- _The request_
Using the listing below, report all lines holding the word "توضيحي".

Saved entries
+ + + + + + +
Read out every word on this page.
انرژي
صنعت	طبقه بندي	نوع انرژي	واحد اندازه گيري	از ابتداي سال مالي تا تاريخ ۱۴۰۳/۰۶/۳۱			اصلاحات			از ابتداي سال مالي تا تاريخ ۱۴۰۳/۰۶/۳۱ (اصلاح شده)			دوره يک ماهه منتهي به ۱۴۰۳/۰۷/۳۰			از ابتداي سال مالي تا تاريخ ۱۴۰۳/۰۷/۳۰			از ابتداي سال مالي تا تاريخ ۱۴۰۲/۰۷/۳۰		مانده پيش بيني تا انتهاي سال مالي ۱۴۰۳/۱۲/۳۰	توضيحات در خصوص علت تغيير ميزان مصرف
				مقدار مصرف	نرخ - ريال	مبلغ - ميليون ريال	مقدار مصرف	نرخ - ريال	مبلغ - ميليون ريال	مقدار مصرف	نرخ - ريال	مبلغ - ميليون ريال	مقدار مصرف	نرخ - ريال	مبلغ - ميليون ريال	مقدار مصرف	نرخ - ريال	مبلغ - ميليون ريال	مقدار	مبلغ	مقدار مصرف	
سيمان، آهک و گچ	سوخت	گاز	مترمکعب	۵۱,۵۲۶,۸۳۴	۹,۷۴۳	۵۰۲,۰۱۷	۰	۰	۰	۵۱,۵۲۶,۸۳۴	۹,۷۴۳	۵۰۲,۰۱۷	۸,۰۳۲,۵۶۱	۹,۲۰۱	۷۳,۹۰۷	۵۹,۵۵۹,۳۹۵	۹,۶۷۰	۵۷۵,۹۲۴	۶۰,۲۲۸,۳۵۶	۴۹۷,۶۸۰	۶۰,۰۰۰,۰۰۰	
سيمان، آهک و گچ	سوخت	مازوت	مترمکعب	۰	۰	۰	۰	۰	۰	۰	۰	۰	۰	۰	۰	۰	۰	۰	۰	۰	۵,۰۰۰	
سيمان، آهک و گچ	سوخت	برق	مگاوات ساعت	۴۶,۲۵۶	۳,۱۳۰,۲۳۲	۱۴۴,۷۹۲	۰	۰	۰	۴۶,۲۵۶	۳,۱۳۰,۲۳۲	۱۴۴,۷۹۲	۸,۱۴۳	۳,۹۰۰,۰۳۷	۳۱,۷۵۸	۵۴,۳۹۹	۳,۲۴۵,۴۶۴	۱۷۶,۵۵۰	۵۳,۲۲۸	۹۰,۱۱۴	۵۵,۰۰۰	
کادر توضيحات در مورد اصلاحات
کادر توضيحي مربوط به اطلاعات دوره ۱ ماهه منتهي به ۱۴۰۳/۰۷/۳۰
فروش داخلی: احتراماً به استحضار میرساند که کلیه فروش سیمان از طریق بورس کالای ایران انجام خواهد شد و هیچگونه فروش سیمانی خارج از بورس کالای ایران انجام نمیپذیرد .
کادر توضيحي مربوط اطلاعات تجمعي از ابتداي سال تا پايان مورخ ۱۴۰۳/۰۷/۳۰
+ + + + + + +
- _Solution to this task_
کادر توضيحي مربوط به اطلاعات دوره ۱ ماهه منتهي به ۱۴۰۳/۰۷/۳۰
کادر توضيحي مربوط اطلاعات تجمعي از ابتداي سال تا پايان مورخ ۱۴۰۳/۰۷/۳۰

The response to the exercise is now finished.